> _Task directions_: Please restate the following records word for word.

> _Dataset records_:

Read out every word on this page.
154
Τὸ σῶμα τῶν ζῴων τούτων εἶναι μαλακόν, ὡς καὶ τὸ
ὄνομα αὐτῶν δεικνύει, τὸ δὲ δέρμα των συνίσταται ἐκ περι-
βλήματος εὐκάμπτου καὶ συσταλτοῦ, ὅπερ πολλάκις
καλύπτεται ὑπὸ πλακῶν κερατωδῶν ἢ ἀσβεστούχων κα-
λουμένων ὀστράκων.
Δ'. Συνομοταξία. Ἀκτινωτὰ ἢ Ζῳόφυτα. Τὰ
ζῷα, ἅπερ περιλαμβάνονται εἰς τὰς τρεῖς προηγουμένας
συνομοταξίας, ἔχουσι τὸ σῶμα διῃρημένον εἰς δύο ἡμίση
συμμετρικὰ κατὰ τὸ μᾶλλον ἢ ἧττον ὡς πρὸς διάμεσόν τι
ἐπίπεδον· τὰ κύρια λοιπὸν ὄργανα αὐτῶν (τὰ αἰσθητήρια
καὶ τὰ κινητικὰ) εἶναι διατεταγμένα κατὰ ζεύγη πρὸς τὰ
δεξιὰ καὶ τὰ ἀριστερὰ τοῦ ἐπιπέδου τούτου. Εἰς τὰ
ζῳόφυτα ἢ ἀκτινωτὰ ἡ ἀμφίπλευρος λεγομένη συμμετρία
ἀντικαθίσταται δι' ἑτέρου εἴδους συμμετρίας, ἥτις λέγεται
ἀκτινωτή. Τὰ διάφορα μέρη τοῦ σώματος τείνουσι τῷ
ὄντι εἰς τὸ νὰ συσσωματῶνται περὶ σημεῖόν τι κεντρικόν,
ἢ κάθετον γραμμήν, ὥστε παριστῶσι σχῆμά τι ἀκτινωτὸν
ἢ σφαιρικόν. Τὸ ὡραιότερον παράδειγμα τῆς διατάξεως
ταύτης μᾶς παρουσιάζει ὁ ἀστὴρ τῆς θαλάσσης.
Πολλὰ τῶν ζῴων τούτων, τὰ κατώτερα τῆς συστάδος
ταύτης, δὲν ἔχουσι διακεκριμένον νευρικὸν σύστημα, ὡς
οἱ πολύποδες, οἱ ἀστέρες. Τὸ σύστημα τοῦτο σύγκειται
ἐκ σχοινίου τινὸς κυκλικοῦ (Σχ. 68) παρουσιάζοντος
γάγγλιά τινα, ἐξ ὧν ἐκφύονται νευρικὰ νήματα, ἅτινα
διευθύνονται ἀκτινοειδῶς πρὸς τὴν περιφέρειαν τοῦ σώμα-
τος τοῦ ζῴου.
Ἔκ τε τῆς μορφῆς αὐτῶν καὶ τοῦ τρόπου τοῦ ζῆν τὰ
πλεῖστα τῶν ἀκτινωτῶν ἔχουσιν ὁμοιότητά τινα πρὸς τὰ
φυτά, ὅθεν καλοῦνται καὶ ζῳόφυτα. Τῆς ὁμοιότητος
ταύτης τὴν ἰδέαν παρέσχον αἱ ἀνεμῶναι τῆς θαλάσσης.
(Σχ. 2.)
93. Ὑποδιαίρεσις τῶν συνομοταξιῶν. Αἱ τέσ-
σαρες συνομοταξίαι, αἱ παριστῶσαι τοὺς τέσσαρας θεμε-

> _Answer to this task_:
Read out every word on this page.
154
Τὸ σῶμα τῶν ζῴων τούτων εἶναι μαλακόν, ὡς καὶ τὸ
ὄνομα αὐτῶν δεικνύει, τὸ δὲ δέρμα των συνίσταται ἐκ περι-
βλήματος εὐκάμπτου καὶ συσταλτοῦ, ὅπερ πολλάκις
καλύπτεται ὑπὸ πλακῶν κερατωδῶν ἢ ἀσβεστούχων κα-
λουμένων ὀστράκων.
Δ'. Συνομοταξία. Ἀκτινωτὰ ἢ Ζῳόφυτα. Τὰ
ζῷα, ἅπερ περιλαμβάνονται εἰς τὰς τρεῖς προηγουμένας
συνομοταξίας, ἔχουσι τὸ σῶμα διῃρημένον εἰς δύο ἡμίση
συμμετρικὰ κατὰ τὸ μᾶλλον ἢ ἧττον ὡς πρὸς διάμεσόν τι
ἐπίπεδον· τὰ κύρια λοιπὸν ὄργανα αὐτῶν (τὰ αἰσθητήρια
καὶ τὰ κινητικὰ) εἶναι διατεταγμένα κατὰ ζεύγη πρὸς τὰ
δεξιὰ καὶ τὰ ἀριστερὰ τοῦ ἐπιπέδου τούτου. Εἰς τὰ
ζῳόφυτα ἢ ἀκτινωτὰ ἡ ἀμφίπλευρος λεγομένη συμμετρία
ἀντικαθίσταται δι' ἑτέρου εἴδους συμμετρίας, ἥτις λέγεται
ἀκτινωτή. Τὰ διάφορα μέρη τοῦ σώματος τείνουσι τῷ
ὄντι εἰς τὸ νὰ συσσωματῶνται περὶ σημεῖόν τι κεντρικόν,
ἢ κάθετον γραμμήν, ὥστε παριστῶσι σχῆμά τι ἀκτινωτὸν
ἢ σφαιρικόν. Τὸ ὡραιότερον παράδειγμα τῆς διατάξεως
ταύτης μᾶς παρουσιάζει ὁ ἀστὴρ τῆς θαλάσσης.
Πολλὰ τῶν ζῴων τούτων, τὰ κατώτερα τῆς συστάδος
ταύτης, δὲν ἔχουσι διακεκριμένον νευρικὸν σύστημα, ὡς
οἱ πολύποδες, οἱ ἀστέρες. Τὸ σύστημα τοῦτο σύγκειται
ἐκ σχοινίου τινὸς κυκλικοῦ (Σχ. 68) παρουσιάζοντος
γάγγλιά τινα, ἐξ ὧν ἐκφύονται νευρικὰ νήματα, ἅτινα
διευθύνονται ἀκτινοειδῶς πρὸς τὴν περιφέρειαν τοῦ σώμα-
τος τοῦ ζῴου.
Ἔκ τε τῆς μορφῆς αὐτῶν καὶ τοῦ τρόπου τοῦ ζῆν τὰ
πλεῖστα τῶν ἀκτινωτῶν ἔχουσιν ὁμοιότητά τινα πρὸς τὰ
φυτά, ὅθεν καλοῦνται καὶ ζῳόφυτα. Τῆς ὁμοιότητος
ταύτης τὴν ἰδέαν παρέσχον αἱ ἀνεμῶναι τῆς θαλάσσης.
(Σχ. 2.)
93. Ὑποδιαίρεσις τῶν συνομοταξιῶν. Αἱ τέσ-
σαρες συνομοταξίαι, αἱ παριστῶσαι τοὺς τέσσαρας θεμε-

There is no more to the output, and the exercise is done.